[Page records with their text]
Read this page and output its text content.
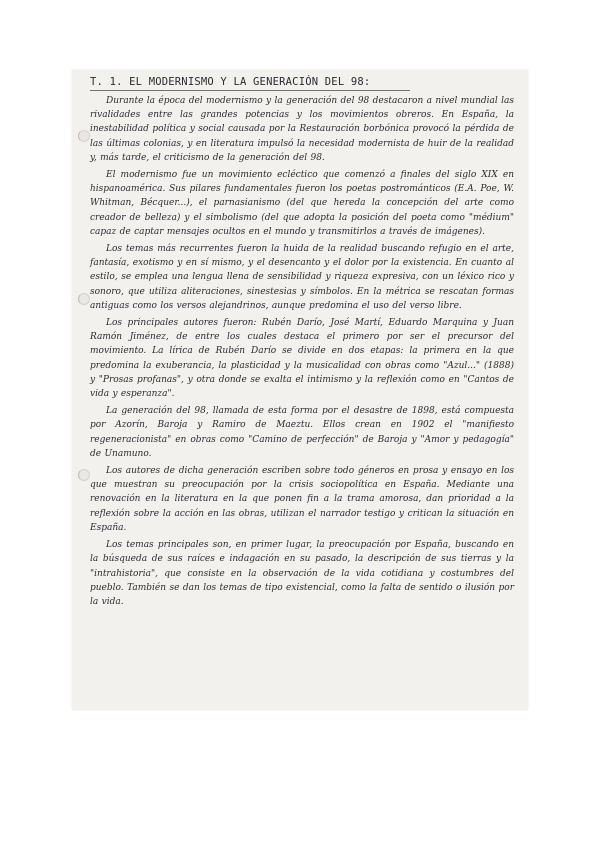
T. 1. EL MODERNISMO Y LA GENERACIÓN DEL 98:

Durante la época del modernismo y la generación del 98 destacaron a nivel mundial las rivalidades entre las grandes potencias y los movimientos obreros. En España, la inestabilidad política y social causada por la Restauración borbónica provocó la pérdida de las últimas colonias, y en literatura impulsó la necesidad modernista de huir de la realidad y, más tarde, el criticismo de la generación del 98.

El modernismo fue un movimiento ecléctico que comenzó a finales del siglo XIX en hispanoamérica. Sus pilares fundamentales fueron los poetas postrománticos (E.A. Poe, W. Whitman, Bécquer...), el parnasianismo (del que hereda la concepción del arte como creador de belleza) y el simbolismo (del que adopta la posición del poeta como "médium" capaz de captar mensajes ocultos en el mundo y transmitirlos a través de imágenes).

Los temas más recurrentes fueron la huida de la realidad buscando refugio en el arte, fantasía, exotismo y en sí mismo, y el desencanto y el dolor por la existencia. En cuanto al estilo, se emplea una lengua llena de sensibilidad y riqueza expresiva, con un léxico rico y sonoro, que utiliza aliteraciones, sinestesias y símbolos. En la métrica se rescatan formas antiguas como los versos alejandrinos, aunque predomina el uso del verso libre.

Los principales autores fueron: Rubén Darío, José Martí, Eduardo Marquina y Juan Ramón Jiménez, de entre los cuales destaca el primero por ser el precursor del movimiento. La lírica de Rubén Darío se divide en dos etapas: la primera en la que predomina la exuberancia, la plasticidad y la musicalidad con obras como "Azul..." (1888) y "Prosas profanas", y otra donde se exalta el intimismo y la reflexión como en "Cantos de vida y esperanza".

La generación del 98, llamada de esta forma por el desastre de 1898, está compuesta por Azorín, Baroja y Ramiro de Maeztu. Ellos crean en 1902 el "manifiesto regeneracionista" en obras como "Camino de perfección" de Baroja y "Amor y pedagogía" de Unamuno.

Los autores de dicha generación escriben sobre todo géneros en prosa y ensayo en los que muestran su preocupación por la crisis sociopolítica en España. Mediante una renovación en la literatura en la que ponen fin a la trama amorosa, dan prioridad a la reflexión sobre la acción en las obras, utilizan el narrador testigo y critican la situación en España.

Los temas principales son, en primer lugar, la preocupación por España, buscando en la búsqueda de sus raíces e indagación en su pasado, la descripción de sus tierras y la "intrahistoria", que consiste en la observación de la vida cotidiana y costumbres del pueblo. También se dan los temas de tipo existencial, como la falta de sentido o ilusión por la vida.
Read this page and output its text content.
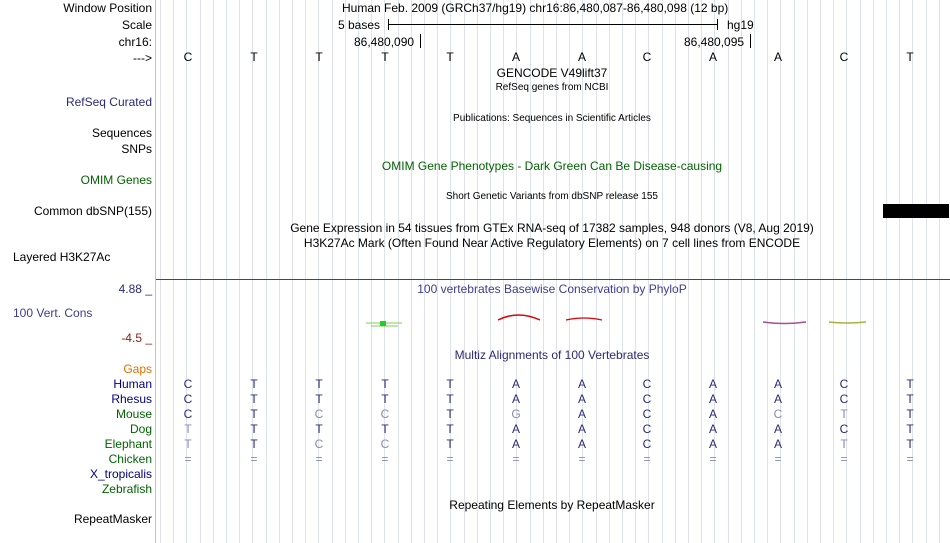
Window Position	Human Feb. 2009 (GRCh37/hg19) chr16:86,480,087-86,480,098 (12 bp)
Scale	5 bases	hg19
chr16:	86,480,090	86,480,095
--->	C	T	T	T	T	A	A	C	A	A	C	T
GENCODE V49lift37
RefSeq genes from NCBI
RefSeq Curated
Publications: Sequences in Scientific Articles
Sequences
SNPs
OMIM Gene Phenotypes - Dark Green Can Be Disease-causing
OMIM Genes
Short Genetic Variants from dbSNP release 155
Common dbSNP(155)
Gene Expression in 54 tissues from GTEx RNA-seq of 17382 samples, 948 donors (V8, Aug 2019)
H3K27Ac Mark (Often Found Near Active Regulatory Elements) on 7 cell lines from ENCODE
Layered H3K27Ac
4.88 _	100 vertebrates Basewise Conservation by PhyloP
100 Vert. Cons
-4.5 _
Multiz Alignments of 100 Vertebrates
Gaps
Human	C	T	T	T	T	A	A	C	A	A	C	T
Rhesus	C	T	T	T	T	A	A	C	A	A	C	T
Mouse	C	T	C	C	T	G	A	C	A	C	T	T
Dog	T	T	T	T	T	A	A	C	A	A	C	T
Elephant	T	T	C	C	T	A	A	C	A	A	T	T
Chicken	=	=	=	=	=	=	=	=	=	=	=	=
X_tropicalis
Zebrafish
Repeating Elements by RepeatMasker
RepeatMasker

**WHAT YOU HAVE TO DO:** The exercise is to copy out every line above that has the word "RepeatMasker" in it.

**ANSWER:**
Repeating Elements by RepeatMasker
RepeatMasker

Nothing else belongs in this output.